◆ Aim of the task
Output every line below exactly.

◆ Data supplied
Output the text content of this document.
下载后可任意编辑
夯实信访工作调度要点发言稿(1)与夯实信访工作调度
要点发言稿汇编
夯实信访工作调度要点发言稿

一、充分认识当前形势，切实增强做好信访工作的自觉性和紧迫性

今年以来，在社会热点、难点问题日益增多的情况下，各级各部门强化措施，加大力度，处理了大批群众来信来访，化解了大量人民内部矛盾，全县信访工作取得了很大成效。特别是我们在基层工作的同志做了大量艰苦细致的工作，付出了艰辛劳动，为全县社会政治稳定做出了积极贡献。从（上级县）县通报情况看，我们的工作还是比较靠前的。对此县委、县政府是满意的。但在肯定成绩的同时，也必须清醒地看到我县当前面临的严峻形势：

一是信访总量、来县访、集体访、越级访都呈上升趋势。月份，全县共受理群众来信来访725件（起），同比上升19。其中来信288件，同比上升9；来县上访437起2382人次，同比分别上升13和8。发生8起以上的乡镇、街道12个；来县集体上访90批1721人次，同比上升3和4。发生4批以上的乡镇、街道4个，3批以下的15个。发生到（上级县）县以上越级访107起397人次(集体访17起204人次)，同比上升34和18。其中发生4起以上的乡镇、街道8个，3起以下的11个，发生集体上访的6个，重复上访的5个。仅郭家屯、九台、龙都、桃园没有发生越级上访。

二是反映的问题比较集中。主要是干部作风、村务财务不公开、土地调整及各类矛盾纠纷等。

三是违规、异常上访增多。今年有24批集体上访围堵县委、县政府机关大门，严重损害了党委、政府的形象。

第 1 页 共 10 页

◆ Response to the exercise
Output the text content of this document.
下载后可任意编辑
夯实信访工作调度要点发言稿(1)与夯实信访工作调度
要点发言稿汇编
夯实信访工作调度要点发言稿

一、充分认识当前形势，切实增强做好信访工作的自觉性和紧迫性

今年以来，在社会热点、难点问题日益增多的情况下，各级各部门强化措施，加大力度，处理了大批群众来信来访，化解了大量人民内部矛盾，全县信访工作取得了很大成效。特别是我们在基层工作的同志做了大量艰苦细致的工作，付出了艰辛劳动，为全县社会政治稳定做出了积极贡献。从（上级县）县通报情况看，我们的工作还是比较靠前的。对此县委、县政府是满意的。但在肯定成绩的同时，也必须清醒地看到我县当前面临的严峻形势：

一是信访总量、来县访、集体访、越级访都呈上升趋势。月份，全县共受理群众来信来访725件（起），同比上升19。其中来信288件，同比上升9；来县上访437起2382人次，同比分别上升13和8。发生8起以上的乡镇、街道12个；来县集体上访90批1721人次，同比上升3和4。发生4批以上的乡镇、街道4个，3批以下的15个。发生到（上级县）县以上越级访107起397人次(集体访17起204人次)，同比上升34和18。其中发生4起以上的乡镇、街道8个，3起以下的11个，发生集体上访的6个，重复上访的5个。仅郭家屯、九台、龙都、桃园没有发生越级上访。

二是反映的问题比较集中。主要是干部作风、村务财务不公开、土地调整及各类矛盾纠纷等。

三是违规、异常上访增多。今年有24批集体上访围堵县委、县政府机关大门，严重损害了党委、政府的形象。

第 1 页 共 10 页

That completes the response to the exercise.